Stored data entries
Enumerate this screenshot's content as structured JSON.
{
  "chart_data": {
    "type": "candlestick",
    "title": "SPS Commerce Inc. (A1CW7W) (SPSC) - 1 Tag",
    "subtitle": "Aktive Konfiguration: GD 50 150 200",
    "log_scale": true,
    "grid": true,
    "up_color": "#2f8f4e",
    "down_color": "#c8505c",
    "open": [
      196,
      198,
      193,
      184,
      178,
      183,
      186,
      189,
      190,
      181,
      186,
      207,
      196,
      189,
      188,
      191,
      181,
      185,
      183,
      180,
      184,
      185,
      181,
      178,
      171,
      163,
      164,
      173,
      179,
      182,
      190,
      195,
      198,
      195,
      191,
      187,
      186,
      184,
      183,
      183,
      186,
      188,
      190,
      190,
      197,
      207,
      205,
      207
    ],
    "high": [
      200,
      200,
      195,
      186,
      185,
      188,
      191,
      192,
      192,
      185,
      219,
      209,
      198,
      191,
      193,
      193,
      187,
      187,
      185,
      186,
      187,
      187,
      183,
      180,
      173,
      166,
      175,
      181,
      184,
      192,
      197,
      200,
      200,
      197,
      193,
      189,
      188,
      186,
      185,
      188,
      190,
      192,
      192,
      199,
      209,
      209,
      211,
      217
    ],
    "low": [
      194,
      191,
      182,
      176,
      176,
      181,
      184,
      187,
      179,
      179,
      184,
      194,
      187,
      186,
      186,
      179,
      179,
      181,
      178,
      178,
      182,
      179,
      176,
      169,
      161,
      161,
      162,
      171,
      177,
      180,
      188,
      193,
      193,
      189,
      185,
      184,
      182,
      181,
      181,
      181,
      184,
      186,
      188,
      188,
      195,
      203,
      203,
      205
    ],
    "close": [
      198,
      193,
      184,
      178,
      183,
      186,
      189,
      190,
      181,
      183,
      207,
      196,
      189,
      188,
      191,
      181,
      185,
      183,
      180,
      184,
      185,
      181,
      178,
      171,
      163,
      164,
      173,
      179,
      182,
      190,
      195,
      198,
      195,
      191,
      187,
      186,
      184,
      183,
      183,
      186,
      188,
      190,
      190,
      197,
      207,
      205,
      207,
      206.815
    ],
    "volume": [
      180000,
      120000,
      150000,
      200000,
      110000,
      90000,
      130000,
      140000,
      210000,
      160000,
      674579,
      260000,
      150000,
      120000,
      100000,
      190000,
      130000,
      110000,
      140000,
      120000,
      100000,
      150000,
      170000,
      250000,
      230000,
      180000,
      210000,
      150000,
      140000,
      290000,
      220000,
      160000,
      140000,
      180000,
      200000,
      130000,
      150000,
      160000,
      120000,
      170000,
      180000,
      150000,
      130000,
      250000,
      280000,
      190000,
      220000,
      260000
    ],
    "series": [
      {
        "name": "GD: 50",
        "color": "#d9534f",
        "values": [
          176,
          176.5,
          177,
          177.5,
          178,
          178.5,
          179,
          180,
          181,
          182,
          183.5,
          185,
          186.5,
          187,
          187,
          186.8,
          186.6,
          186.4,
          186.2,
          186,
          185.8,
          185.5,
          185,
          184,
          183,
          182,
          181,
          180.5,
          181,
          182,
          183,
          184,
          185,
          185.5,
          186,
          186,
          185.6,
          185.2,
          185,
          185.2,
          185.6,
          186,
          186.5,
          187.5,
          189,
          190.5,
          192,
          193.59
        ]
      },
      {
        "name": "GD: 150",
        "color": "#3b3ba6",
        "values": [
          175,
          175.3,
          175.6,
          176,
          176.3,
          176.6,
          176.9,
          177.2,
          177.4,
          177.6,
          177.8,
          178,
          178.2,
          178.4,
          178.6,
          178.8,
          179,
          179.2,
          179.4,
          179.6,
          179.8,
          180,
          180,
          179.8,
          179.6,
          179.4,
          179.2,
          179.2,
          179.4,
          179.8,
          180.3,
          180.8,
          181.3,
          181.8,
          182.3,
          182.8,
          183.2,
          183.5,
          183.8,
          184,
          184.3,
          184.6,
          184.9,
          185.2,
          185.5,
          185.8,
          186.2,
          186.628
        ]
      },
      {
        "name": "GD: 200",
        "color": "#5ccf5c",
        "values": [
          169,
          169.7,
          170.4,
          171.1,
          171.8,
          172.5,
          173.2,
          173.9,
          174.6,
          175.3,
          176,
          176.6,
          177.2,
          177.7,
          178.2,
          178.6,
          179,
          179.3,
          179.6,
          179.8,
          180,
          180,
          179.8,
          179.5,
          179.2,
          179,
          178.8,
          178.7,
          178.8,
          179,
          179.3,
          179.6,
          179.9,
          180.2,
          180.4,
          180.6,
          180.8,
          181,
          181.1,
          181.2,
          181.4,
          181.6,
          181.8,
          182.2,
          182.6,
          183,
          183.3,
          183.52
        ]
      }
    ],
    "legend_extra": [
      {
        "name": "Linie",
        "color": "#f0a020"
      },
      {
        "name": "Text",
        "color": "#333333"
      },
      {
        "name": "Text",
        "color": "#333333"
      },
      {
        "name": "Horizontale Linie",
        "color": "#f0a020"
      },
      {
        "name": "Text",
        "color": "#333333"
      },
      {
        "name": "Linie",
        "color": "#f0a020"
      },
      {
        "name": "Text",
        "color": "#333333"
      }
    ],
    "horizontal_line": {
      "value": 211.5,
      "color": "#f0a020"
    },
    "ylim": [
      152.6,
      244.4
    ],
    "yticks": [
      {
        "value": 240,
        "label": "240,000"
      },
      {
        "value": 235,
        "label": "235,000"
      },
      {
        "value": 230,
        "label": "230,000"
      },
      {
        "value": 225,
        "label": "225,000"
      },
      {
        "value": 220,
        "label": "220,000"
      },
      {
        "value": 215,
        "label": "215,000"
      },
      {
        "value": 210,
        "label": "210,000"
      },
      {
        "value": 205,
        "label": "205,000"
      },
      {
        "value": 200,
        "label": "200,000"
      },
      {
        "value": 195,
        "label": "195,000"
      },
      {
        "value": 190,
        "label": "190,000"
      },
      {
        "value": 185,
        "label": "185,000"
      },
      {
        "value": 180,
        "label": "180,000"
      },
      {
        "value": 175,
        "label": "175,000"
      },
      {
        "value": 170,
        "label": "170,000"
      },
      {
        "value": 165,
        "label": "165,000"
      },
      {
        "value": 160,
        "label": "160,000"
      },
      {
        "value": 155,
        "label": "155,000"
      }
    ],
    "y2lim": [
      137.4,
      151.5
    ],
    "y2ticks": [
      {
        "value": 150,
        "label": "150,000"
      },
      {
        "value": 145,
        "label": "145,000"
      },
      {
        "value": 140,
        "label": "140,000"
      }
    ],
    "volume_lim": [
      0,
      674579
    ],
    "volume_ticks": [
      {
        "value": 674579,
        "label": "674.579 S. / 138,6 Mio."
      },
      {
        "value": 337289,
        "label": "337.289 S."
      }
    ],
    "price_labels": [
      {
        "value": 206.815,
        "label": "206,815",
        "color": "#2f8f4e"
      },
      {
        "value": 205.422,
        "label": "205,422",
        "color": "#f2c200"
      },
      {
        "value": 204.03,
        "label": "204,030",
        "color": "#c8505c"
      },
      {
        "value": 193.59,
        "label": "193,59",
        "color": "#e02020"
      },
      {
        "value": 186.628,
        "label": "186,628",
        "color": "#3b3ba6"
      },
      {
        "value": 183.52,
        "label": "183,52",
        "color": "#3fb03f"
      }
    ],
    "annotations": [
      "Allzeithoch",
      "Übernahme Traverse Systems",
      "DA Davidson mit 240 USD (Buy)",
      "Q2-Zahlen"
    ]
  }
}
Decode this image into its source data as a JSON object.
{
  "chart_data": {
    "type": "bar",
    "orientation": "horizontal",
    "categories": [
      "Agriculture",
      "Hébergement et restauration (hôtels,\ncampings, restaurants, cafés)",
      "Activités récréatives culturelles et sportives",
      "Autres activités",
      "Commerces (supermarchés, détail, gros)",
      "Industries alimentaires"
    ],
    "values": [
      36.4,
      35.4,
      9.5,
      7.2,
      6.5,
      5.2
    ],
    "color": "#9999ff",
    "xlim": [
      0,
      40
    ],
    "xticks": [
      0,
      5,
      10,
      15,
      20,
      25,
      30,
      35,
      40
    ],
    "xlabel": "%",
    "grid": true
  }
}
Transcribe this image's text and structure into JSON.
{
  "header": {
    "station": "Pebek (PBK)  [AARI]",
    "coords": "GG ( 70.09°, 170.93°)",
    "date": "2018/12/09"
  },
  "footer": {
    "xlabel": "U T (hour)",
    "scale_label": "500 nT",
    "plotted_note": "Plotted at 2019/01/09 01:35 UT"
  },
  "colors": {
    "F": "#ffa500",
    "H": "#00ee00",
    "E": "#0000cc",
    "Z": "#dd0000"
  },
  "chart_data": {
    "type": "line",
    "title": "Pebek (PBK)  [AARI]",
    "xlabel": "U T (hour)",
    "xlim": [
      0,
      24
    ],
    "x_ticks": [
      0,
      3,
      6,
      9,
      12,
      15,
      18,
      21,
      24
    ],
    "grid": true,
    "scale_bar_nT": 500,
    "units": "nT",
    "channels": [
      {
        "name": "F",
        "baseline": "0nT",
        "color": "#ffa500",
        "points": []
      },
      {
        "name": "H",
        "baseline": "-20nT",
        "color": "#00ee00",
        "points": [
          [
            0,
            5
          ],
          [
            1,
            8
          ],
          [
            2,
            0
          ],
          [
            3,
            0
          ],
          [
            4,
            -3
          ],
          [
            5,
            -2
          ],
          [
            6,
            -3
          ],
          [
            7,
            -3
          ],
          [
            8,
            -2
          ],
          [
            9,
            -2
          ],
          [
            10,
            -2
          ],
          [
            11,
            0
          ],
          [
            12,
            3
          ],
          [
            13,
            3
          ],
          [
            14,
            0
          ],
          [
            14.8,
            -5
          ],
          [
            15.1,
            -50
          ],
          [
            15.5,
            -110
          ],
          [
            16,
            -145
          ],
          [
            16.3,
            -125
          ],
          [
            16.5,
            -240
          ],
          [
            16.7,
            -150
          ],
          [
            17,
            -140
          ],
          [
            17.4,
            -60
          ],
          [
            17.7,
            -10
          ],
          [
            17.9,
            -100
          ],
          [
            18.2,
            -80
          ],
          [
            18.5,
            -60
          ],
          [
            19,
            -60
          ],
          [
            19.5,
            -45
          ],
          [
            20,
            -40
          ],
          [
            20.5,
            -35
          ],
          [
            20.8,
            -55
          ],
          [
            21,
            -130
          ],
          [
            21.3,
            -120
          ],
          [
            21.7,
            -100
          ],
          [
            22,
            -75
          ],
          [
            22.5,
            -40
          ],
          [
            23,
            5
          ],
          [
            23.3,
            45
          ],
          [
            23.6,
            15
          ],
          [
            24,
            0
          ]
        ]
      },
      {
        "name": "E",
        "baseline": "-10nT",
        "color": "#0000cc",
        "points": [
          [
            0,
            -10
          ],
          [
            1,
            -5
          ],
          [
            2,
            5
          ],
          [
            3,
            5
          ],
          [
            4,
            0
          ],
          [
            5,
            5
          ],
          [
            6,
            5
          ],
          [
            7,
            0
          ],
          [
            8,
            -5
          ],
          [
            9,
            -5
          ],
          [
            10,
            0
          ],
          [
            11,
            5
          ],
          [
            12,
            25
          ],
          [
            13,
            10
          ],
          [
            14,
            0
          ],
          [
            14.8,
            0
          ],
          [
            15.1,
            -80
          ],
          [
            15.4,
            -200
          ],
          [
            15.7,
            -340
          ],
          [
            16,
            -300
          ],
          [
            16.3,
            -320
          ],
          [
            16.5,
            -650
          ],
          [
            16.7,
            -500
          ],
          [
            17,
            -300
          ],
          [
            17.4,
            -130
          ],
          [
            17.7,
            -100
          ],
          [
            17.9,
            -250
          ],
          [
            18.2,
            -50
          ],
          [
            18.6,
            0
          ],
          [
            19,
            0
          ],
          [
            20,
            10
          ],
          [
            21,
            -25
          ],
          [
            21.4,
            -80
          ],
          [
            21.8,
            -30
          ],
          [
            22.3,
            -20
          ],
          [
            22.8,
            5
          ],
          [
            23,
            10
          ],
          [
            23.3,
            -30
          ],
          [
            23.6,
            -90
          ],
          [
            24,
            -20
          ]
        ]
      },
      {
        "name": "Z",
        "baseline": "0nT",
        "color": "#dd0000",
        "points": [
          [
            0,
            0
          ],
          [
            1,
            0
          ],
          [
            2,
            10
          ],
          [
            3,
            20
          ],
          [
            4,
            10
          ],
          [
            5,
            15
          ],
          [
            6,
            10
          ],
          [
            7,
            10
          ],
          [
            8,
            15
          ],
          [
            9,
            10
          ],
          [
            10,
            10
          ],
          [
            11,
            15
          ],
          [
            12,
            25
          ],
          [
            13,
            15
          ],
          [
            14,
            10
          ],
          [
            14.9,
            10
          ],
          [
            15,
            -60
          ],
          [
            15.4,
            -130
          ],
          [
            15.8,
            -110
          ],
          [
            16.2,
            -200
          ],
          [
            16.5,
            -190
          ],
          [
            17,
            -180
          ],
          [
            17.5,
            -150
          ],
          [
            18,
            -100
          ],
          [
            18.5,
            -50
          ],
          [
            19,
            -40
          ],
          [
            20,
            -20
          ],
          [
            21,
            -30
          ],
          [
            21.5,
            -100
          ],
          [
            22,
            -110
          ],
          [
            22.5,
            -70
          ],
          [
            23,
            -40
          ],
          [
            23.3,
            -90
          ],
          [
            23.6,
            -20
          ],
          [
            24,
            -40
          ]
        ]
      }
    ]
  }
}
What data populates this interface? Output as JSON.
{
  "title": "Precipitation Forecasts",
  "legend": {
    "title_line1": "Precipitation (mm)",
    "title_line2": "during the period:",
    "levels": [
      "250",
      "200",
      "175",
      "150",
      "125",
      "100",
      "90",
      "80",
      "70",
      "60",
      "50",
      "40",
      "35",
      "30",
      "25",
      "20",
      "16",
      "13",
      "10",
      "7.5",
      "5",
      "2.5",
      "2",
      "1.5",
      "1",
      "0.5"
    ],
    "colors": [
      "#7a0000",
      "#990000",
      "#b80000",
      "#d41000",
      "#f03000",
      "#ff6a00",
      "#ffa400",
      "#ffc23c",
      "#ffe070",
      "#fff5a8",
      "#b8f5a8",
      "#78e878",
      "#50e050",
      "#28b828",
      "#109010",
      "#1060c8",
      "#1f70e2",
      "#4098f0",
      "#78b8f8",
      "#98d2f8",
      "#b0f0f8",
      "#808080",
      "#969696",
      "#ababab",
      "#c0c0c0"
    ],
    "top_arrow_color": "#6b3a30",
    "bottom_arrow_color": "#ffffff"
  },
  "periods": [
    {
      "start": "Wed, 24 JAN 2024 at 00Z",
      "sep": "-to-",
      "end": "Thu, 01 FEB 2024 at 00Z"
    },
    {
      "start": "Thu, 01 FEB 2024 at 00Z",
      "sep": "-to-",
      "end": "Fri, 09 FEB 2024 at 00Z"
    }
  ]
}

EXERCISE DIRECTIONS: Filter the entries down to the lines containing "this". Copy each of those lines.

WRITTEN REPLY:
Enumerate this screenshot's content as structured JSON.
Decode this image into its source data as a JSON object.
Transcribe this image's text and structure into JSON.
What data populates this interface? Output as JSON.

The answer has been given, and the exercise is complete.